__GIVEN EXERCISE__. Count every line that holds the string "placed", then give that number alone.

__DATA PROVIDED__.
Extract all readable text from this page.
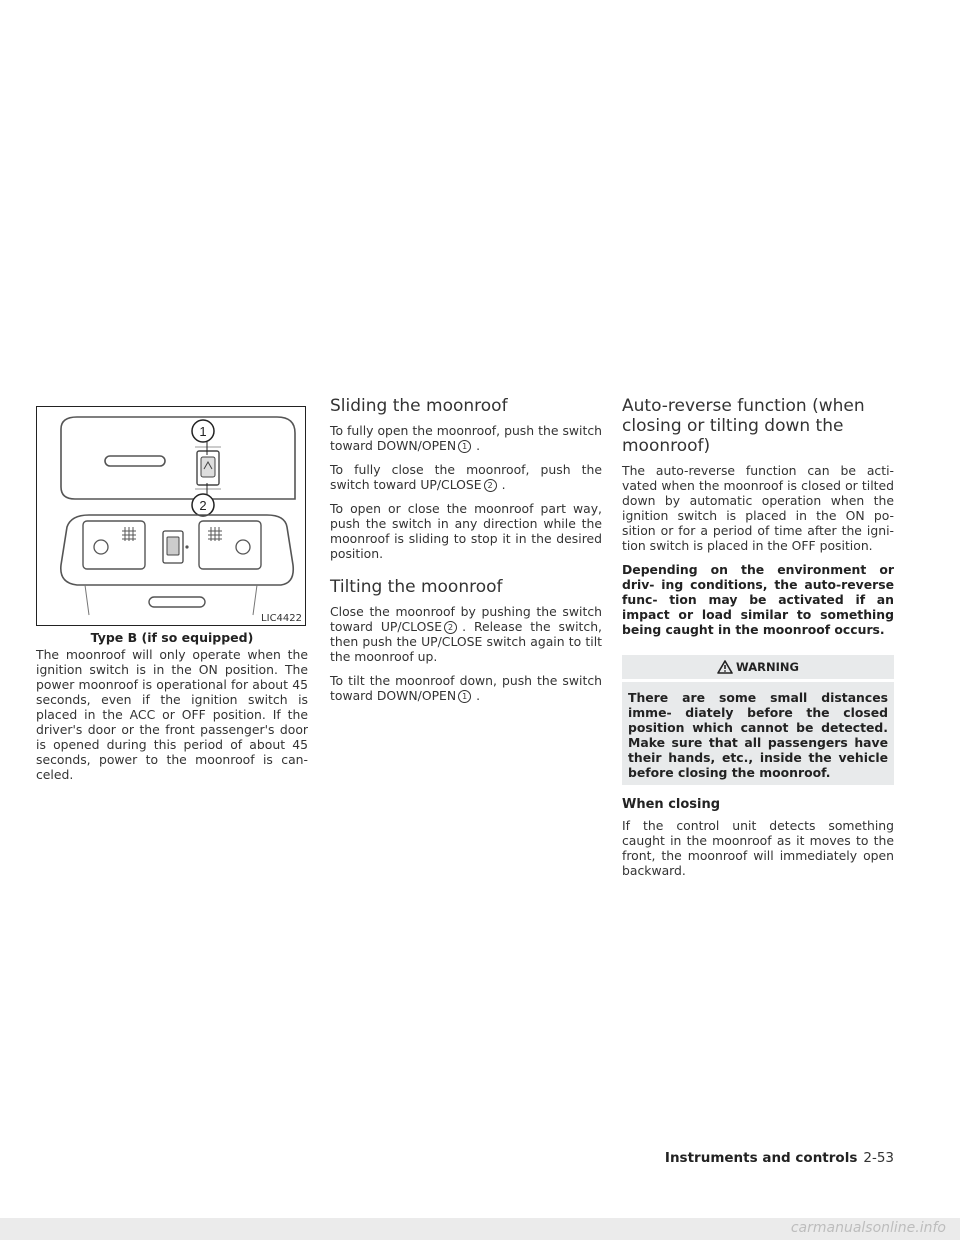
1
2
LIC4422
Type B (if so equipped)

The moonroof will only operate when the ignition switch is in the ON position. The power moonroof is operational for about 45 seconds, even if the ignition switch is placed in the ACC or OFF position. If the driver's door or the front passenger's door is opened during this period of about 45 seconds, power to the moonroof is can- celed.

Sliding the moonroof

To fully open the moonroof, push the switch toward DOWN/OPEN 1 .

To fully close the moonroof, push the switch toward UP/CLOSE 2 .

To open or close the moonroof part way, push the switch in any direction while the moonroof is sliding to stop it in the desired position.

Tilting the moonroof

Close the moonroof by pushing the switch toward UP/CLOSE 2 . Release the switch, then push the UP/CLOSE switch again to tilt the moonroof up.

To tilt the moonroof down, push the switch toward DOWN/OPEN 1 .

Auto-reverse function (when closing or tilting down the moonroof)

The auto-reverse function can be acti- vated when the moonroof is closed or tilted down by automatic operation when the ignition switch is placed in the ON po- sition or for a period of time after the igni- tion switch is placed in the OFF position.

Depending on the environment or driv- ing conditions, the auto-reverse func- tion may be activated if an impact or load similar to something being caught in the moonroof occurs.

WARNING
There are some small distances imme- diately before the closed position which cannot be detected. Make sure that all passengers have their hands, etc., inside the vehicle before closing the moonroof.
When closing

If the control unit detects something caught in the moonroof as it moves to the front, the moonroof will immediately open backward.

Instruments and controls 2-53
carmanualsonline.info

__RESPONSE FOR THIS EXERCISE__. 2